Short exercise:
Transcribe each line exactly.

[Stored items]

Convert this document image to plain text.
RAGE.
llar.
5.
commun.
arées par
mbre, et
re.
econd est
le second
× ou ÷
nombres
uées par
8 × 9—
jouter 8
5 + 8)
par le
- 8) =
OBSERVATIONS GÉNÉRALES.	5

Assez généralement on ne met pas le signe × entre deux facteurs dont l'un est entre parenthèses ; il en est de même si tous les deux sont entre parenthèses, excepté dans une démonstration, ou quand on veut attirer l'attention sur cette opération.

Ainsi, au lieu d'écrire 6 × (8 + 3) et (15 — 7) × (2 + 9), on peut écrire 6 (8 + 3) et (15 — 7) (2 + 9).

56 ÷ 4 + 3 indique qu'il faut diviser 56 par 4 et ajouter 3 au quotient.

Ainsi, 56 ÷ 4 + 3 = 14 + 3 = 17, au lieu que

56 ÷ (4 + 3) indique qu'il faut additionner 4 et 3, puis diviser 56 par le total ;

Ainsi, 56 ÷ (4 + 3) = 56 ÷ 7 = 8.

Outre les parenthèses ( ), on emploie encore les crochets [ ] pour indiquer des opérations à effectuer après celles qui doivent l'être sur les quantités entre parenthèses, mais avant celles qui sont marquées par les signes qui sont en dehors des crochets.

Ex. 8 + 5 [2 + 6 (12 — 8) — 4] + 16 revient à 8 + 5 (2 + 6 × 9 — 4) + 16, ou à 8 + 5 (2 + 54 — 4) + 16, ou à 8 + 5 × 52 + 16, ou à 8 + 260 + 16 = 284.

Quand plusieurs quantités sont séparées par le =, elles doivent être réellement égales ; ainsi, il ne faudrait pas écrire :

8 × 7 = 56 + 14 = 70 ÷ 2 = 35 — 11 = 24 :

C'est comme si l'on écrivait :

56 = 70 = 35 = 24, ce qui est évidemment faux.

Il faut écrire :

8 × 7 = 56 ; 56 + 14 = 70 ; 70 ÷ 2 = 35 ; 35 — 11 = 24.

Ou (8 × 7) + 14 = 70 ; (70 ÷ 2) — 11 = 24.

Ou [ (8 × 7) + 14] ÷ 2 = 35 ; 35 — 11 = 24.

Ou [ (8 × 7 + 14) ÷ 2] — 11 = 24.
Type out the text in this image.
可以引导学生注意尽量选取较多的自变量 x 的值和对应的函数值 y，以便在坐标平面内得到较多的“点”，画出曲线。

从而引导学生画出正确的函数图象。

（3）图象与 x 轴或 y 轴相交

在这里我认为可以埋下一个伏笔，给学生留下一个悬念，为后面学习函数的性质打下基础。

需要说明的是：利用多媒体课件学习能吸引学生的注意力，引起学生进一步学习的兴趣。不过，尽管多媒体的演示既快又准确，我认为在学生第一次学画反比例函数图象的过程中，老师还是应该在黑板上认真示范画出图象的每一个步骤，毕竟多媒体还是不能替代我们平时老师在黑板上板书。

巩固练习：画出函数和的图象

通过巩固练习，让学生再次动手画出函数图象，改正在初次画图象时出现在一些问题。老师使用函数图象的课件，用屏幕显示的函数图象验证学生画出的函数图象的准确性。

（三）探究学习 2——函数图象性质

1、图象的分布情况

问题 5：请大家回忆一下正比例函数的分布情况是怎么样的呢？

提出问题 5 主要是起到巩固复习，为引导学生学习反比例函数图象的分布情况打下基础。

Result:
Convert this document image to plain text.
RAGE.
llar.
5.
commun.
arées par
mbre, et
re.
econd est
le second
× ou ÷
nombres
uées par
8 × 9—
jouter 8
5 + 8)
par le
- 8) =
OBSERVATIONS GÉNÉRALES.	5

Assez généralement on ne met pas le signe × entre deux facteurs dont l'un est entre parenthèses ; il en est de même si tous les deux sont entre parenthèses, excepté dans une démonstration, ou quand on veut attirer l'attention sur cette opération.

Ainsi, au lieu d'écrire 6 × (8 + 3) et (15 — 7) × (2 + 9), on peut écrire 6 (8 + 3) et (15 — 7) (2 + 9).

56 ÷ 4 + 3 indique qu'il faut diviser 56 par 4 et ajouter 3 au quotient.

Ainsi, 56 ÷ 4 + 3 = 14 + 3 = 17, au lieu que

56 ÷ (4 + 3) indique qu'il faut additionner 4 et 3, puis diviser 56 par le total ;

Ainsi, 56 ÷ (4 + 3) = 56 ÷ 7 = 8.

Outre les parenthèses ( ), on emploie encore les crochets [ ] pour indiquer des opérations à effectuer après celles qui doivent l'être sur les quantités entre parenthèses, mais avant celles qui sont marquées par les signes qui sont en dehors des crochets.

Ex. 8 + 5 [2 + 6 (12 — 8) — 4] + 16 revient à 8 + 5 (2 + 6 × 9 — 4) + 16, ou à 8 + 5 (2 + 54 — 4) + 16, ou à 8 + 5 × 52 + 16, ou à 8 + 260 + 16 = 284.

Quand plusieurs quantités sont séparées par le =, elles doivent être réellement égales ; ainsi, il ne faudrait pas écrire :

8 × 7 = 56 + 14 = 70 ÷ 2 = 35 — 11 = 24 :

C'est comme si l'on écrivait :

56 = 70 = 35 = 24, ce qui est évidemment faux.

Il faut écrire :

8 × 7 = 56 ; 56 + 14 = 70 ; 70 ÷ 2 = 35 ; 35 — 11 = 24.

Ou (8 × 7) + 14 = 70 ; (70 ÷ 2) — 11 = 24.

Ou [ (8 × 7) + 14] ÷ 2 = 35 ; 35 — 11 = 24.

Ou [ (8 × 7 + 14) ÷ 2] — 11 = 24.
Type out the text in this image.
可以引导学生注意尽量选取较多的自变量 x 的值和对应的函数值 y，以便在坐标平面内得到较多的“点”，画出曲线。

从而引导学生画出正确的函数图象。

（3）图象与 x 轴或 y 轴相交

在这里我认为可以埋下一个伏笔，给学生留下一个悬念，为后面学习函数的性质打下基础。

需要说明的是：利用多媒体课件学习能吸引学生的注意力，引起学生进一步学习的兴趣。不过，尽管多媒体的演示既快又准确，我认为在学生第一次学画反比例函数图象的过程中，老师还是应该在黑板上认真示范画出图象的每一个步骤，毕竟多媒体还是不能替代我们平时老师在黑板上板书。

巩固练习：画出函数和的图象

通过巩固练习，让学生再次动手画出函数图象，改正在初次画图象时出现在一些问题。老师使用函数图象的课件，用屏幕显示的函数图象验证学生画出的函数图象的准确性。

（三）探究学习 2——函数图象性质

1、图象的分布情况

问题 5：请大家回忆一下正比例函数的分布情况是怎么样的呢？

提出问题 5 主要是起到巩固复习，为引导学生学习反比例函数图象的分布情况打下基础。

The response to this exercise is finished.